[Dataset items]
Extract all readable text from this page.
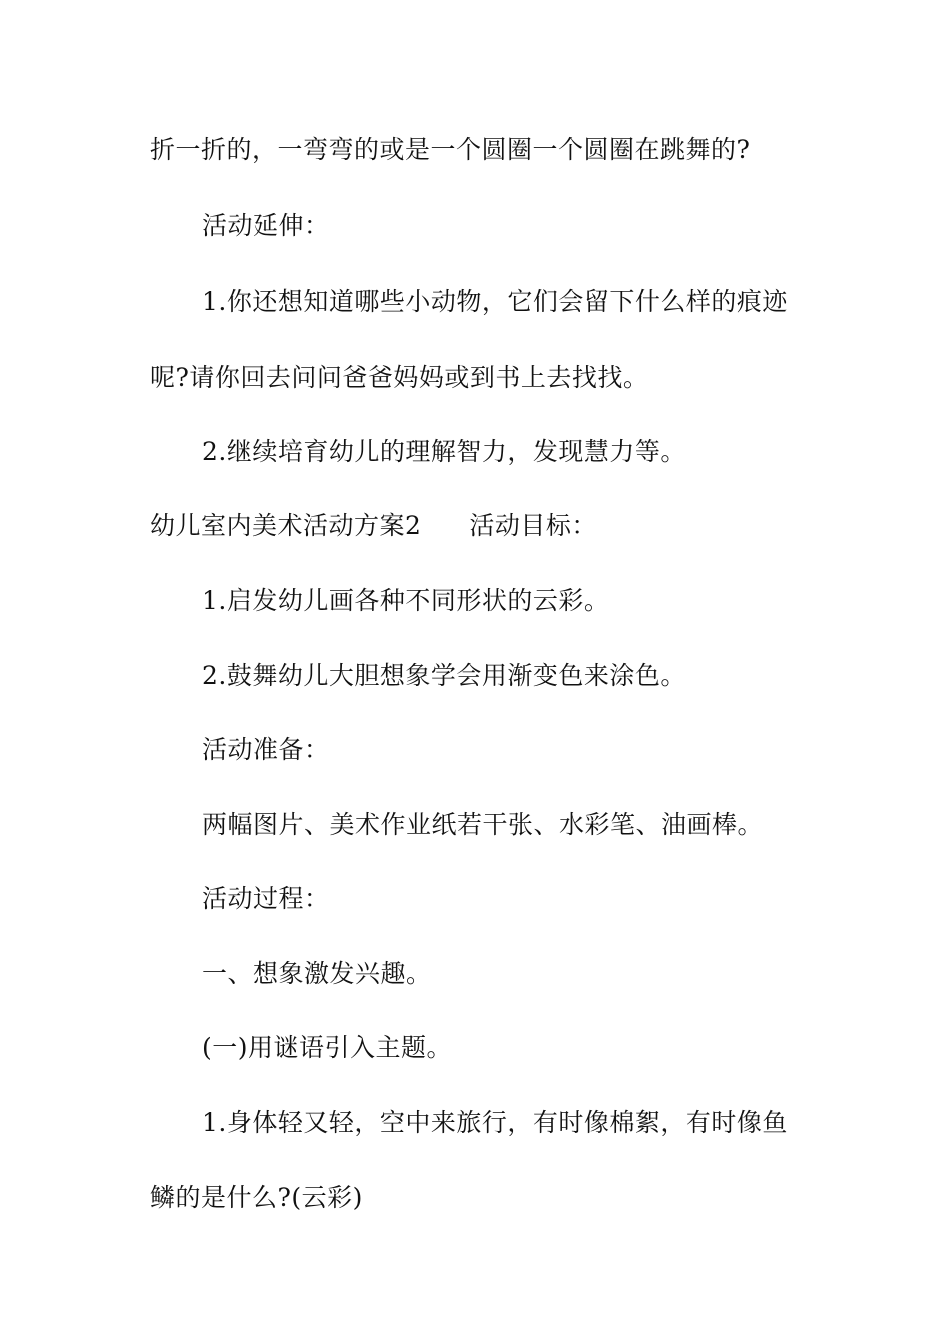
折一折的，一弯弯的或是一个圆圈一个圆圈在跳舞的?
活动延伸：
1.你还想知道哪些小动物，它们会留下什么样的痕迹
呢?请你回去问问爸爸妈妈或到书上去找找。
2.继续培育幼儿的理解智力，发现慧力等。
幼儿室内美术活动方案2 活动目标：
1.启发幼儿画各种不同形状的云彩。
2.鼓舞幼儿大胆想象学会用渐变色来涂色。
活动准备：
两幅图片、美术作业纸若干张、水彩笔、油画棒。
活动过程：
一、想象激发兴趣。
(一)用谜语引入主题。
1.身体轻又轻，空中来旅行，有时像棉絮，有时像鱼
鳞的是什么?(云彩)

Exercise objective – Take the entries shown above and quote them verbatim, passing over the pictures.

Result –
Extract all readable text from this page.
折一折的，一弯弯的或是一个圆圈一个圆圈在跳舞的?
活动延伸：
1.你还想知道哪些小动物，它们会留下什么样的痕迹
呢?请你回去问问爸爸妈妈或到书上去找找。
2.继续培育幼儿的理解智力，发现慧力等。
幼儿室内美术活动方案2 活动目标：
1.启发幼儿画各种不同形状的云彩。
2.鼓舞幼儿大胆想象学会用渐变色来涂色。
活动准备：
两幅图片、美术作业纸若干张、水彩笔、油画棒。
活动过程：
一、想象激发兴趣。
(一)用谜语引入主题。
1.身体轻又轻，空中来旅行，有时像棉絮，有时像鱼
鳞的是什么?(云彩)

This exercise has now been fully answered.